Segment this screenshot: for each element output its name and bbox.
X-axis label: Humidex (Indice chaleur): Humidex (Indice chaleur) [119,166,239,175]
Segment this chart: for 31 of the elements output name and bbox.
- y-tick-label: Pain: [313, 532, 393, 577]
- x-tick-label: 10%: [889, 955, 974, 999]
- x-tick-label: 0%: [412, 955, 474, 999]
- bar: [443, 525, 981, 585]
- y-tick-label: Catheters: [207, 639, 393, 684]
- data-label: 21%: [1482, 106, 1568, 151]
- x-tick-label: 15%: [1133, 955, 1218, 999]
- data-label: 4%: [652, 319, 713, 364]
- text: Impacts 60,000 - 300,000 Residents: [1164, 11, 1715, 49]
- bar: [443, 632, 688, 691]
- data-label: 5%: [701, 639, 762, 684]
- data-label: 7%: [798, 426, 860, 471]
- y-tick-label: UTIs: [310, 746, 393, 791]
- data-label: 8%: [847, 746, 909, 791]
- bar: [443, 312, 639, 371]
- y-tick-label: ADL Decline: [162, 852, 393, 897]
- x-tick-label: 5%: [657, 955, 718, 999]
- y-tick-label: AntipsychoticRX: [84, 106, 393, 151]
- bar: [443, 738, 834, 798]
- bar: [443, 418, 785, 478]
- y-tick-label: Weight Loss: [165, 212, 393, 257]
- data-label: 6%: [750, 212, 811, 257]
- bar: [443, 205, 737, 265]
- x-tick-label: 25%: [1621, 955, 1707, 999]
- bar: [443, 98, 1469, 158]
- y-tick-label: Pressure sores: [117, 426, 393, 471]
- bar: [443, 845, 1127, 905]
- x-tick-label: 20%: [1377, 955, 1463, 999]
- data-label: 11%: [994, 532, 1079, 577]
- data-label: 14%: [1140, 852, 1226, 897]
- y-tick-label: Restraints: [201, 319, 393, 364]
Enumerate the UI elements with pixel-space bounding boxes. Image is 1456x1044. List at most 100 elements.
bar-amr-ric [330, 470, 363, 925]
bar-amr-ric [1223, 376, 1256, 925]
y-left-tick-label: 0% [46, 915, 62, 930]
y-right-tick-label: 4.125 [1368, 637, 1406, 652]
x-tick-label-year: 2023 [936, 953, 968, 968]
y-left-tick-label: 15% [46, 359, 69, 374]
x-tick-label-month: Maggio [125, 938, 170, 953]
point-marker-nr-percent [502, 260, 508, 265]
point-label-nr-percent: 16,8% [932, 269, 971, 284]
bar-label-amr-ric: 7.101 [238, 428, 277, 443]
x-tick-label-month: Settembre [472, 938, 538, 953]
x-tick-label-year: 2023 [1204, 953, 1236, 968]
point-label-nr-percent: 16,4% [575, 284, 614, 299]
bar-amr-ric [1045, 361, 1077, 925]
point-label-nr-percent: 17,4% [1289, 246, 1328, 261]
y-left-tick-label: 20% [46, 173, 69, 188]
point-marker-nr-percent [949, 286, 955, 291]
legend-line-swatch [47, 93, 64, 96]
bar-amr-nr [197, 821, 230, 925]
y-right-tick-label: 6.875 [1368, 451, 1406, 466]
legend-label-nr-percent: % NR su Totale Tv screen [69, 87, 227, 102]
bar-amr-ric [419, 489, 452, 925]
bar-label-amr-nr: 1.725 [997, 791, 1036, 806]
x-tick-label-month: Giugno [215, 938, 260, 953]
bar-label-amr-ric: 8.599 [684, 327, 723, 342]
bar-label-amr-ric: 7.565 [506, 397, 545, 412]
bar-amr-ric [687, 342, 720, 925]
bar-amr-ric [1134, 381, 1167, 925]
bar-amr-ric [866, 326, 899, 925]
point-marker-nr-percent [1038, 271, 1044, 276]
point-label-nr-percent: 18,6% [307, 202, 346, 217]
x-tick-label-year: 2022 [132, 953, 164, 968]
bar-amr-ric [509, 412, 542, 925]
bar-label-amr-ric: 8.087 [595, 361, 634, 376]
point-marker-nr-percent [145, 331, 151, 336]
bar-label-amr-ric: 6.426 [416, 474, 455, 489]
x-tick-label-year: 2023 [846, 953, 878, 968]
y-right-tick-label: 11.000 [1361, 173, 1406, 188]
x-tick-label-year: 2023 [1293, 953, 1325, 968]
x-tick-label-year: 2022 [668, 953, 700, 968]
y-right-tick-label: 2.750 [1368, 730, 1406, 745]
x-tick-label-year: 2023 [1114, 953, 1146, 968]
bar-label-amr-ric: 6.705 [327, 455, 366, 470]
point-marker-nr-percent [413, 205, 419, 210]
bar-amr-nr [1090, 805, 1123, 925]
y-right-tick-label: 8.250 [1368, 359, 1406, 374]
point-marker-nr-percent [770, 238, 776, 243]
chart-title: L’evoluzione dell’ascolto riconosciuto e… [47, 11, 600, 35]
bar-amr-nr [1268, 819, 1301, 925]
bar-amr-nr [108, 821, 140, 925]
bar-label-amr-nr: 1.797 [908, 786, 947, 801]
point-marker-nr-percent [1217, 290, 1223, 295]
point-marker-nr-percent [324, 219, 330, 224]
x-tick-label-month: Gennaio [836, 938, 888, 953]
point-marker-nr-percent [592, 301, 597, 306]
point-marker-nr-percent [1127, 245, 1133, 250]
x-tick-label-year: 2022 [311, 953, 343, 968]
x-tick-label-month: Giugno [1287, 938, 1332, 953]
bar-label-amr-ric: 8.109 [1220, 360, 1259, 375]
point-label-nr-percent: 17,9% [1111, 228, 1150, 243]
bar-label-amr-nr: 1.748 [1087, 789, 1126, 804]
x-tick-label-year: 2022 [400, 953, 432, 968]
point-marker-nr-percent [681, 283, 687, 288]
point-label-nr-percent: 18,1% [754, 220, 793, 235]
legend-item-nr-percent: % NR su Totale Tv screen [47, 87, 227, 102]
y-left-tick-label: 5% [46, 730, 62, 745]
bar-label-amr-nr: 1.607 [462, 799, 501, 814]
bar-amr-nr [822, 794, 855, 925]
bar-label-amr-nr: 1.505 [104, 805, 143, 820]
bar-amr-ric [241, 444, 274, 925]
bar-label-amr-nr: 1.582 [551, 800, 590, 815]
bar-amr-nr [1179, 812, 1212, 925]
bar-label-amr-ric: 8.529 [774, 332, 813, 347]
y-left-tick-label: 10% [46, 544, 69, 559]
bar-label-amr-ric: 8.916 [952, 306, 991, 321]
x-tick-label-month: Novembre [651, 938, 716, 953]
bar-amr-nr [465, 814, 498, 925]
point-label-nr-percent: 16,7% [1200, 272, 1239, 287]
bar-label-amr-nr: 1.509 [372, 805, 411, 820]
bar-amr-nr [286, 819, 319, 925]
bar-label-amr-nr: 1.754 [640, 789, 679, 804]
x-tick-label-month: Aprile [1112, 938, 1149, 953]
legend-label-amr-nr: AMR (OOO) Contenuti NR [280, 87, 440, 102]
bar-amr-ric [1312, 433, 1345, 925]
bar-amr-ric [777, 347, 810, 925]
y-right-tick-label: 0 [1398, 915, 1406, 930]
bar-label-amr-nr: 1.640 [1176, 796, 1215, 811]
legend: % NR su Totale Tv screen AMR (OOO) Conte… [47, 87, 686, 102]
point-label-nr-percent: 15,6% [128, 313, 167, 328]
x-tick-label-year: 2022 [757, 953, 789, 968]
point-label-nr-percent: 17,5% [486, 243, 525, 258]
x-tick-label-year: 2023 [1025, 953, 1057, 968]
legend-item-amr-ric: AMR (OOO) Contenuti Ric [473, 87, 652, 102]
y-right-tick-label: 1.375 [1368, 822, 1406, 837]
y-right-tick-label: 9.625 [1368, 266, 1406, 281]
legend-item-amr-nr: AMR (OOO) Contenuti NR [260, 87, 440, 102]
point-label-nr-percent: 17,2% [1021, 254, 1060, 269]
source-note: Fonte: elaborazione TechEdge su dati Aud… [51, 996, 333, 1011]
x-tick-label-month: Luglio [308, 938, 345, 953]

**Brief:** Starting at the top of the data and going on through the line that contains "- bar: [443, 738, 834, 798]", write those lines out again with "data-label" swapped for "value-label" and every other part left unchanged.

**Written reply:**
Segment this screenshot: for each element output its name and bbox.
X-axis label: Humidex (Indice chaleur): Humidex (Indice chaleur) [119,166,239,175]
Segment this chart: for 31 of the elements output name and bbox.
- y-tick-label: Pain: [313, 532, 393, 577]
- x-tick-label: 10%: [889, 955, 974, 999]
- x-tick-label: 0%: [412, 955, 474, 999]
- bar: [443, 525, 981, 585]
- y-tick-label: Catheters: [207, 639, 393, 684]
- value-label: 21%: [1482, 106, 1568, 151]
- x-tick-label: 15%: [1133, 955, 1218, 999]
- value-label: 4%: [652, 319, 713, 364]
- text: Impacts 60,000 - 300,000 Residents: [1164, 11, 1715, 49]
- bar: [443, 632, 688, 691]
- value-label: 5%: [701, 639, 762, 684]
- value-label: 7%: [798, 426, 860, 471]
- y-tick-label: UTIs: [310, 746, 393, 791]
- value-label: 8%: [847, 746, 909, 791]
- bar: [443, 312, 639, 371]
- y-tick-label: ADL Decline: [162, 852, 393, 897]
- x-tick-label: 5%: [657, 955, 718, 999]
- y-tick-label: AntipsychoticRX: [84, 106, 393, 151]
- bar: [443, 738, 834, 798]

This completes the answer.